— Start —
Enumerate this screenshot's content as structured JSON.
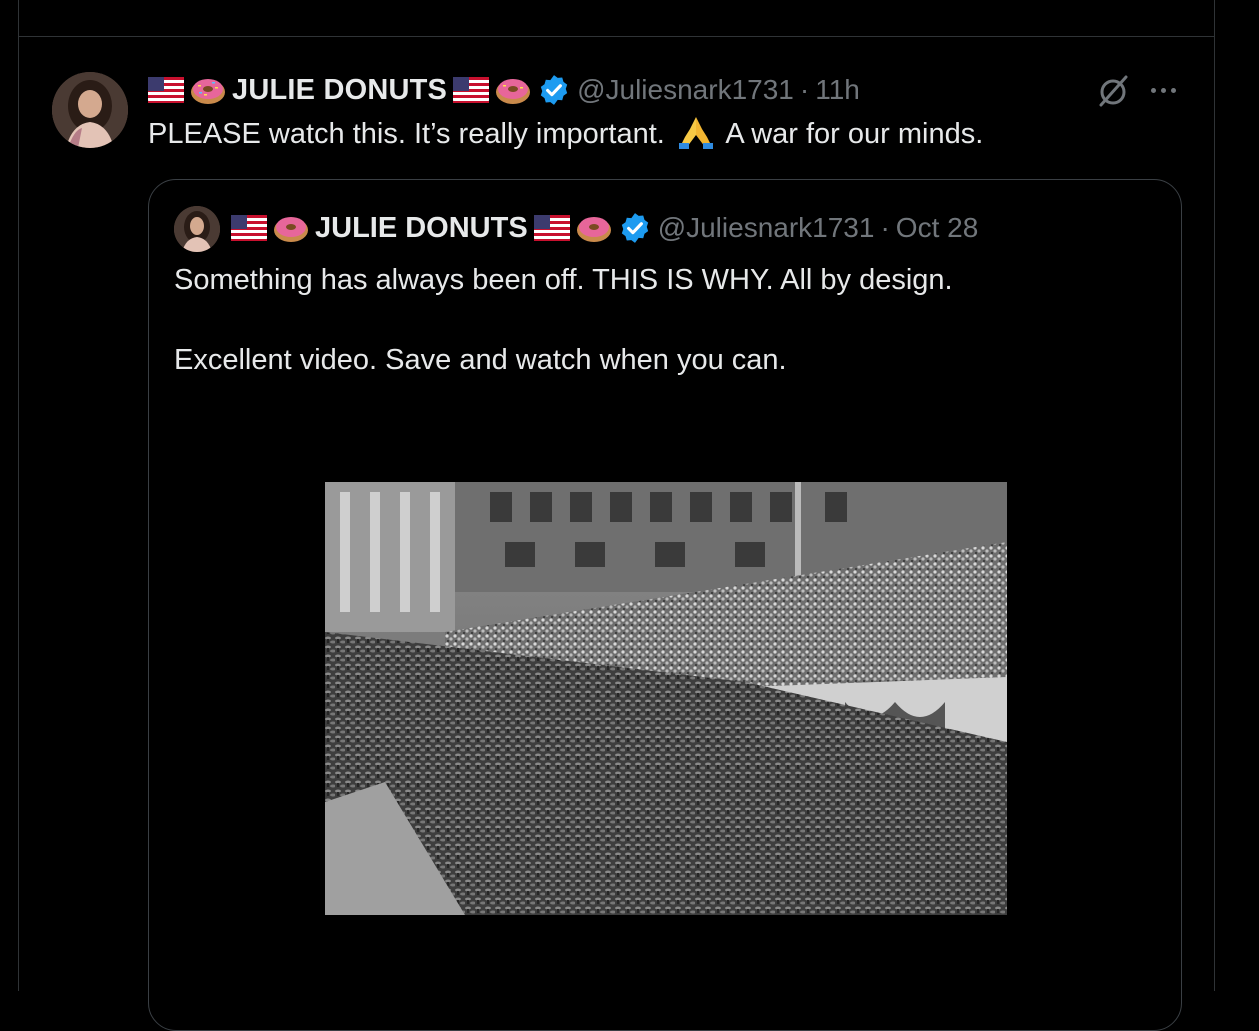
{
  "tweet": {
    "display_name": "JULIE DONUTS",
    "handle": "@Juliesnark1731",
    "separator": "·",
    "time": "11h",
    "text_before_emoji": "PLEASE watch this. It’s really important.",
    "text_after_emoji": "A war for our minds.",
    "emoji_icons": [
      "us-flag-icon",
      "donut-icon",
      "verified-badge-icon",
      "praying-hands-icon"
    ]
  },
  "quote": {
    "display_name": "JULIE DONUTS",
    "handle": "@Juliesnark1731",
    "separator": "·",
    "time": "Oct 28",
    "line1": "Something has always been off. THIS IS WHY. All by design.",
    "line2": "Excellent video. Save and watch when you can."
  },
  "colors": {
    "background": "#000000",
    "text": "#e7e9ea",
    "secondary_text": "#71767b",
    "border": "#2f3336",
    "verified_blue": "#1d9bf0"
  }
}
— End —
» **Aim**: Without including any pictures, output all the entries above exactly.

» **Exercise response**:
Enumerate this screenshot's content as structured JSON.
{
  "tweet": {
    "display_name": "JULIE DONUTS",
    "handle": "@Juliesnark1731",
    "separator": "·",
    "time": "11h",
    "text_before_emoji": "PLEASE watch this. It’s really important.",
    "text_after_emoji": "A war for our minds.",
    "emoji_icons": [
      "us-flag-icon",
      "donut-icon",
      "verified-badge-icon",
      "praying-hands-icon"
    ]
  },
  "quote": {
    "display_name": "JULIE DONUTS",
    "handle": "@Juliesnark1731",
    "separator": "·",
    "time": "Oct 28",
    "line1": "Something has always been off. THIS IS WHY. All by design.",
    "line2": "Excellent video. Save and watch when you can."
  },
  "colors": {
    "background": "#000000",
    "text": "#e7e9ea",
    "secondary_text": "#71767b",
    "border": "#2f3336",
    "verified_blue": "#1d9bf0"
  }
}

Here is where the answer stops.